WORK TO COMPLETE —
Only lines with the string "Dashboard" matter here; gather them from the material below.

LISTED ENTRIES —
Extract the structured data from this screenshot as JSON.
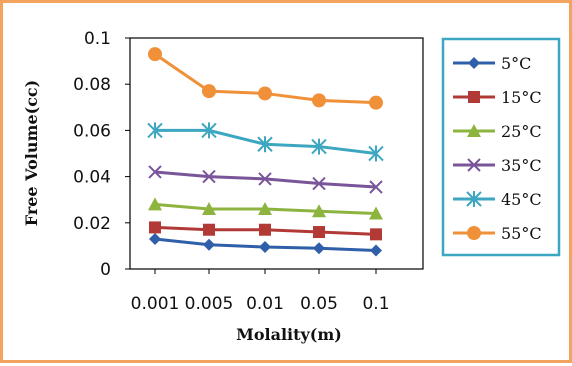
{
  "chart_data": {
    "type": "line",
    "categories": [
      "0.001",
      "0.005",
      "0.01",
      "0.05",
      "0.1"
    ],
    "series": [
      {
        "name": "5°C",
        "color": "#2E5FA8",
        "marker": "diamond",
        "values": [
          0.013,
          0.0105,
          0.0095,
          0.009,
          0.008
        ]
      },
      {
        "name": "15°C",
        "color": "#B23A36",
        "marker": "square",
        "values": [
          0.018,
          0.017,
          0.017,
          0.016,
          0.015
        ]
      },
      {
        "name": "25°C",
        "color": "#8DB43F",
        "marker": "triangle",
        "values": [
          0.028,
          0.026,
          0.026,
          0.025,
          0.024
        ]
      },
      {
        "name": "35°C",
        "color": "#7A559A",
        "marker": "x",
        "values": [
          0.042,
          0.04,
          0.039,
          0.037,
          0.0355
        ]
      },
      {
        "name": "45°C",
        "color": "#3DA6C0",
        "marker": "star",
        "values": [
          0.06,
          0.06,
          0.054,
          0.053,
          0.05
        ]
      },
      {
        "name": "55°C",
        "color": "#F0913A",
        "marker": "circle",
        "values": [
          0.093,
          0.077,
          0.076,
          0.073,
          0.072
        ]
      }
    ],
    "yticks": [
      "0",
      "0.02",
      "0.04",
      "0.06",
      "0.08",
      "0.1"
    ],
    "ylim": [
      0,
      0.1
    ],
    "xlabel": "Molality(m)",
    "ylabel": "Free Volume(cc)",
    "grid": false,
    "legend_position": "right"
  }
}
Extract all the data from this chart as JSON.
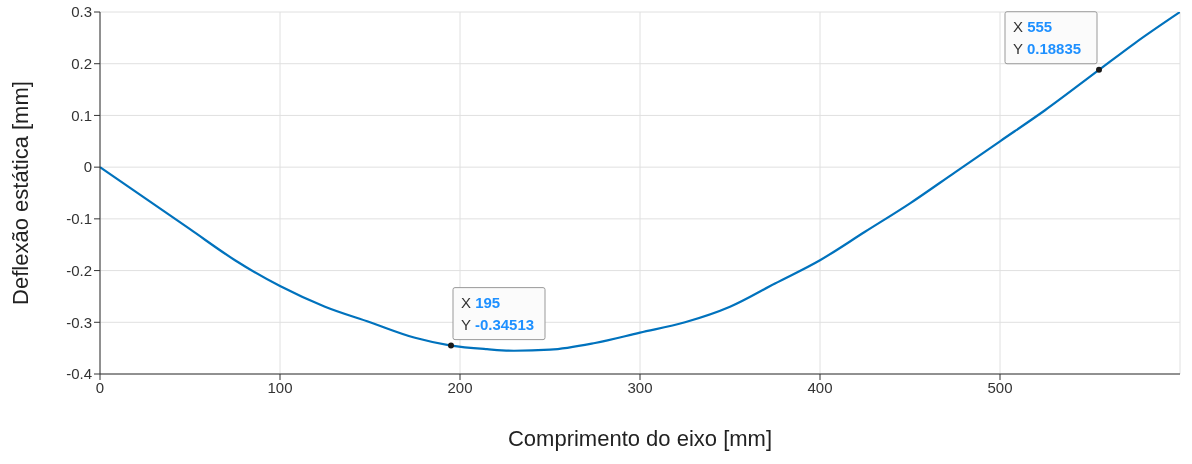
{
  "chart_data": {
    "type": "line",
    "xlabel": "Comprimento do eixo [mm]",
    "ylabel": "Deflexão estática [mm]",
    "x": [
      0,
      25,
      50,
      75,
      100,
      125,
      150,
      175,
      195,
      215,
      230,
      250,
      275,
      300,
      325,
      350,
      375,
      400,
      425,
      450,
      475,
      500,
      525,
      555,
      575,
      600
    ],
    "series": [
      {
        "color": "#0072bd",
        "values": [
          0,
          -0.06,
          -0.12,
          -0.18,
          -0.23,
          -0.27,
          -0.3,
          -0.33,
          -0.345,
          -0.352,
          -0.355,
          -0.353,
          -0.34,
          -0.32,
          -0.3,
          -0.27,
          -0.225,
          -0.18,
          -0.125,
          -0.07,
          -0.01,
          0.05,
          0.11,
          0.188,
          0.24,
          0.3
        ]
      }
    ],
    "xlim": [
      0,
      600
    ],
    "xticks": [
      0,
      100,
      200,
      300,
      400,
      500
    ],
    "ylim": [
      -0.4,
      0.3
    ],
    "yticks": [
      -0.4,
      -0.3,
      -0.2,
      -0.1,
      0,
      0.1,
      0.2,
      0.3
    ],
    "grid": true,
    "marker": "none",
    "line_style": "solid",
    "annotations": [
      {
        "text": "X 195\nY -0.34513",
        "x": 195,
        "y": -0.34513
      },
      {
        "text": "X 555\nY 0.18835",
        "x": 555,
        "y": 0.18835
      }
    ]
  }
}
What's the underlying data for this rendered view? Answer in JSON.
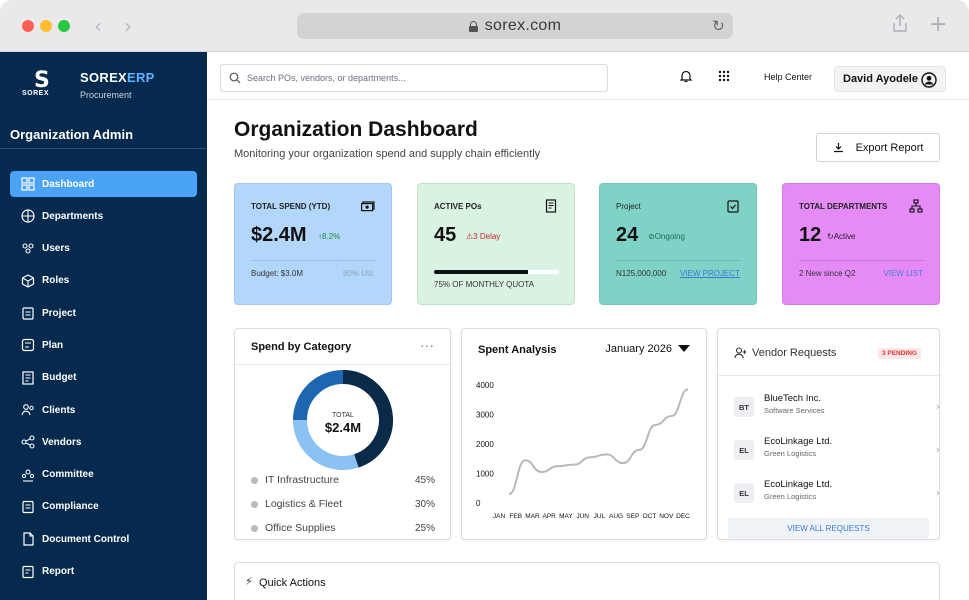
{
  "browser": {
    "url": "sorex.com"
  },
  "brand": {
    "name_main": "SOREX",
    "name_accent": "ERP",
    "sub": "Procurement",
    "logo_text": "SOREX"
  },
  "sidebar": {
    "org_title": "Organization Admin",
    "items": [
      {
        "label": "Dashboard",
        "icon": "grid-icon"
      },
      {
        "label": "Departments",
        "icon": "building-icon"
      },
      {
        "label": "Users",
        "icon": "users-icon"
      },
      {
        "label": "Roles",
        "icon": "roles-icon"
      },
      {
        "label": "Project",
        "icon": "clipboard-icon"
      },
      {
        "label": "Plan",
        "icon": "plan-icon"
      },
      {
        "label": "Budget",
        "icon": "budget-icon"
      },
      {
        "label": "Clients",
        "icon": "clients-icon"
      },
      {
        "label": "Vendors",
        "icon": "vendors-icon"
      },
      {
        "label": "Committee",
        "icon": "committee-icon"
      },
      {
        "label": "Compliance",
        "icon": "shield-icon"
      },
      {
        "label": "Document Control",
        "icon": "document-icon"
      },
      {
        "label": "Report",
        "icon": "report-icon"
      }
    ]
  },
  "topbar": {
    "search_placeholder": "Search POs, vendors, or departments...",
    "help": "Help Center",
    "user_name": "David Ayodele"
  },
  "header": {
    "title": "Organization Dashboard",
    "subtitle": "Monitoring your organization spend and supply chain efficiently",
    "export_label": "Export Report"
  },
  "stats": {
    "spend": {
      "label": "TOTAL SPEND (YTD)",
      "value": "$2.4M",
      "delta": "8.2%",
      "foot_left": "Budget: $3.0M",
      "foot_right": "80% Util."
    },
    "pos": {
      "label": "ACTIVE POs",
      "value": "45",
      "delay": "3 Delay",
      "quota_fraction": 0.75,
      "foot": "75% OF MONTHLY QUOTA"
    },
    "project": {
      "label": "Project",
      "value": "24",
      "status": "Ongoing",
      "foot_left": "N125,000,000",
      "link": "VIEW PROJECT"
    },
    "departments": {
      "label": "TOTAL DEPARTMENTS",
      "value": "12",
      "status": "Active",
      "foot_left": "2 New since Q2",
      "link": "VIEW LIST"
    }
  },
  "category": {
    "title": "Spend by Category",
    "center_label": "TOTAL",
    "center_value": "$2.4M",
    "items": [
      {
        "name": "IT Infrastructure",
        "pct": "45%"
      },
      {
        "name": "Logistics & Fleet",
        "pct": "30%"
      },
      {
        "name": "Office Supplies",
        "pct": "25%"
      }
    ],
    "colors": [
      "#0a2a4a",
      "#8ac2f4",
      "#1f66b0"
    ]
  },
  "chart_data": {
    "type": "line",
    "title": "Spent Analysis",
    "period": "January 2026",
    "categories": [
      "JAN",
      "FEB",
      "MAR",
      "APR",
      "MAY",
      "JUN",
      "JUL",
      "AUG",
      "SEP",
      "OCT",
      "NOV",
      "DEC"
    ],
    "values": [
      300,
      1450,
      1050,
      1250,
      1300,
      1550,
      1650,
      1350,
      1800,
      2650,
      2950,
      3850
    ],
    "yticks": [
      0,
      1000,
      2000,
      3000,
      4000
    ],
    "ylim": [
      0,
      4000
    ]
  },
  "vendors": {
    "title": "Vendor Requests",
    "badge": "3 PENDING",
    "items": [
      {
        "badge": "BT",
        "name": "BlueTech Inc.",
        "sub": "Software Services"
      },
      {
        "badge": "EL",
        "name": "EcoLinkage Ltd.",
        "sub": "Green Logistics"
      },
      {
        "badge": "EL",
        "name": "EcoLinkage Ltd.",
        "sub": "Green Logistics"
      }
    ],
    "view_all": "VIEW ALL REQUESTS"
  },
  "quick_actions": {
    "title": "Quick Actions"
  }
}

--

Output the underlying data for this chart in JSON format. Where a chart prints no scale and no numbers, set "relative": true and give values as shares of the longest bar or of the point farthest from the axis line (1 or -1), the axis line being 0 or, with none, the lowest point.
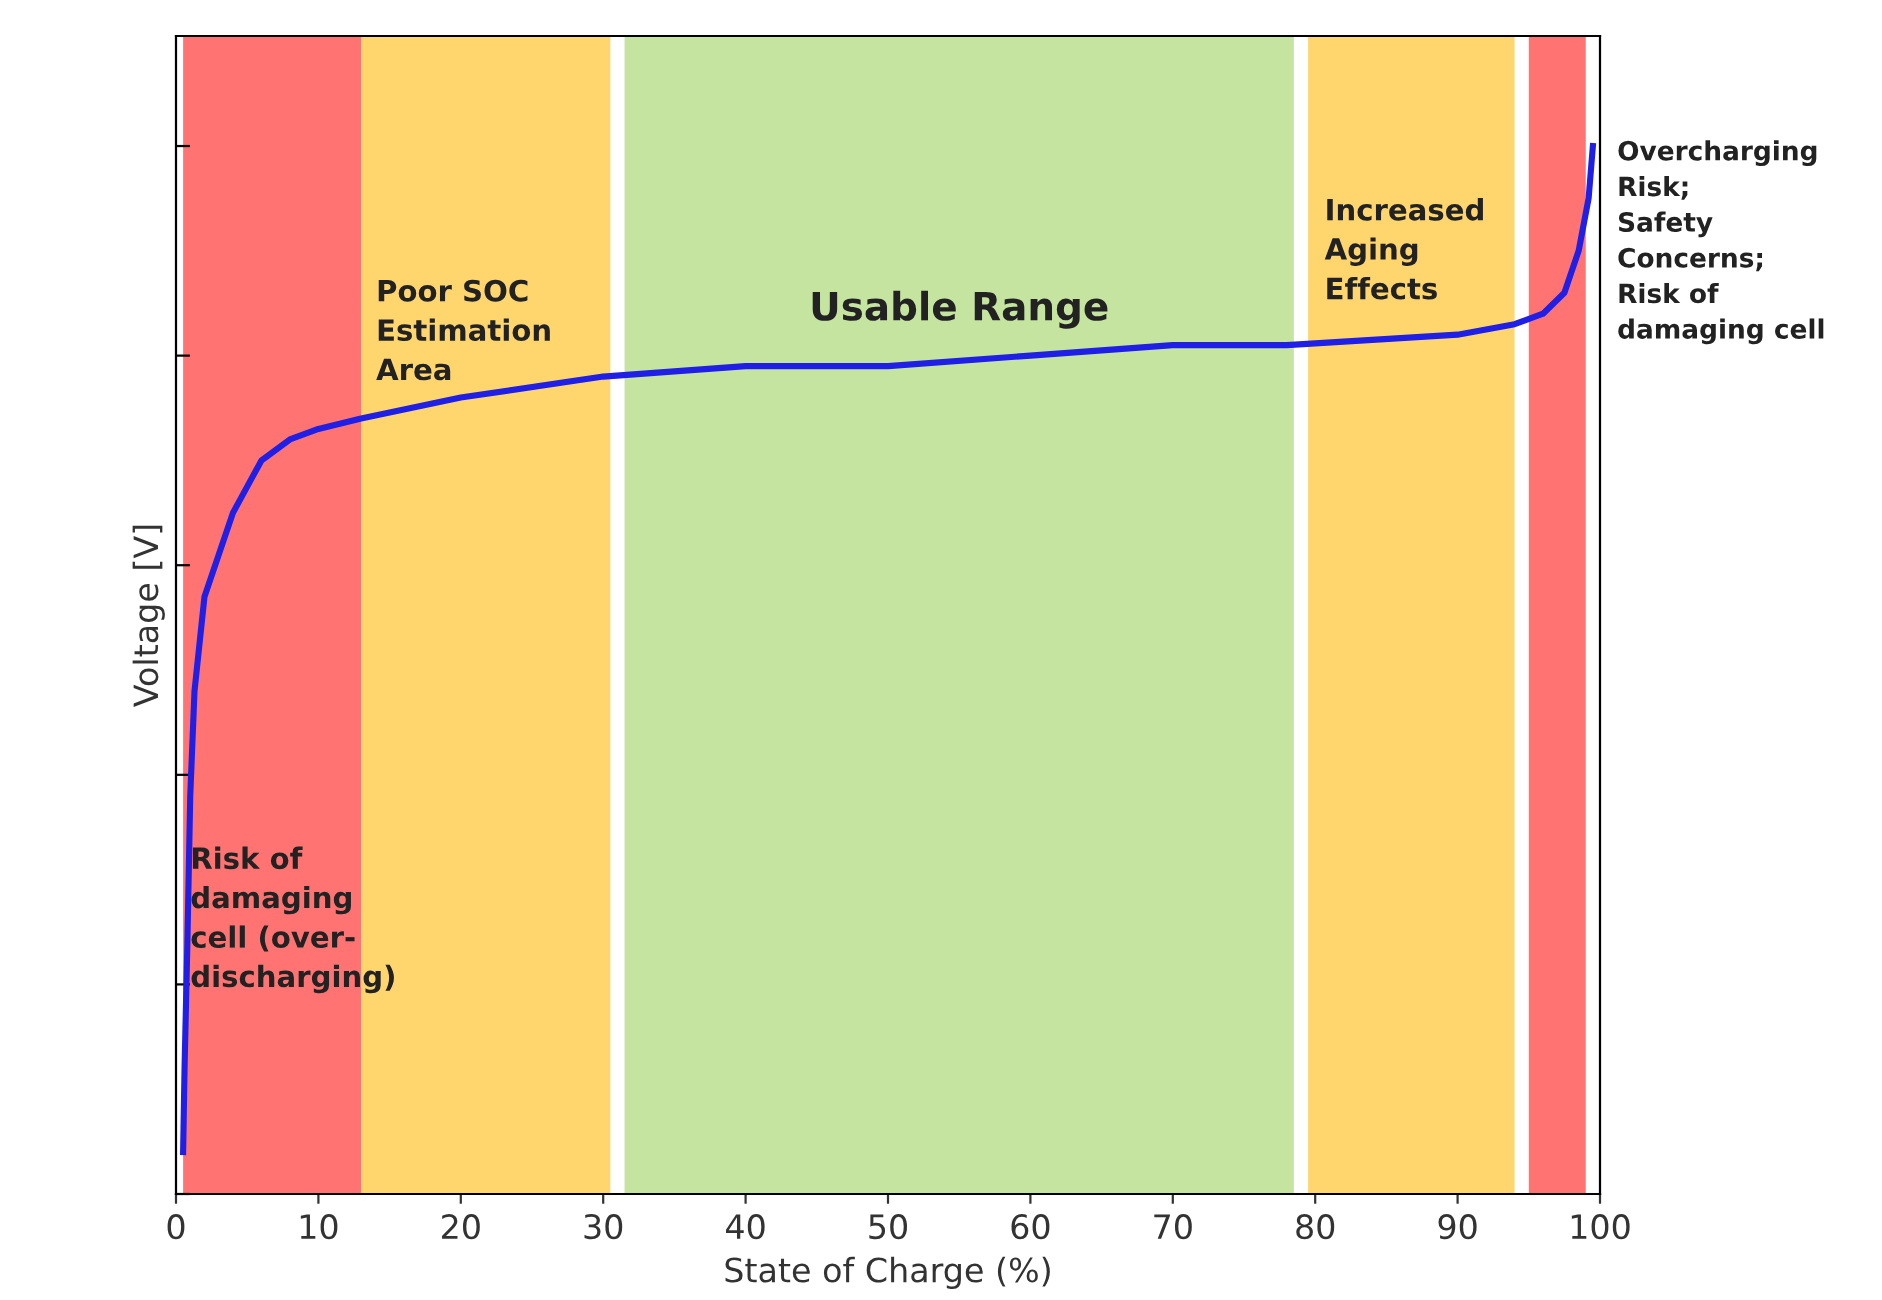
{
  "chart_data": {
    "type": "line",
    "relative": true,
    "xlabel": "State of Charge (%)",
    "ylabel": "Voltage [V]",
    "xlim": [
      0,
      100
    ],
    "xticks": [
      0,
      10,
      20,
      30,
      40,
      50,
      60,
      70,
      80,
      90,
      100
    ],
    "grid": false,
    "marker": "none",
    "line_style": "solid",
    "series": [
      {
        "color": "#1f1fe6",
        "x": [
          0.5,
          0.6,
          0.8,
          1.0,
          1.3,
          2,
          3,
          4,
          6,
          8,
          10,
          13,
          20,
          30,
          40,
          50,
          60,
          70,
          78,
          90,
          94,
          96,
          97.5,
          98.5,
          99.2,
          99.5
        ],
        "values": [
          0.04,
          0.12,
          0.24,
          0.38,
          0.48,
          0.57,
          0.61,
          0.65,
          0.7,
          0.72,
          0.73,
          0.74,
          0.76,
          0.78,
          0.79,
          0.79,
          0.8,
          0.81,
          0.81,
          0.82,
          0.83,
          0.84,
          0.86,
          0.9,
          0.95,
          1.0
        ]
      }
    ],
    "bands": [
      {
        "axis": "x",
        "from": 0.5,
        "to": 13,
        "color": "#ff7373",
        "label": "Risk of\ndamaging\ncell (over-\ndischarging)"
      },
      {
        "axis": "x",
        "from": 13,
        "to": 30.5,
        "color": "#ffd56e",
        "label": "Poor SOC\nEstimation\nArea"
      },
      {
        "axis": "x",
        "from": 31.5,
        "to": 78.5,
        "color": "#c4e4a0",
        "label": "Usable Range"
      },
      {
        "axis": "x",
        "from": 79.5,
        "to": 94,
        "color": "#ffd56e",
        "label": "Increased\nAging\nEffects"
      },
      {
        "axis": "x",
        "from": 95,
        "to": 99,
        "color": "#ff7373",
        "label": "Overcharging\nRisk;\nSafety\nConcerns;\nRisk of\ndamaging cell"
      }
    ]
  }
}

CORRECT RESULT —
        "label": "Dashboard",
    "title": "Organization Dashboard",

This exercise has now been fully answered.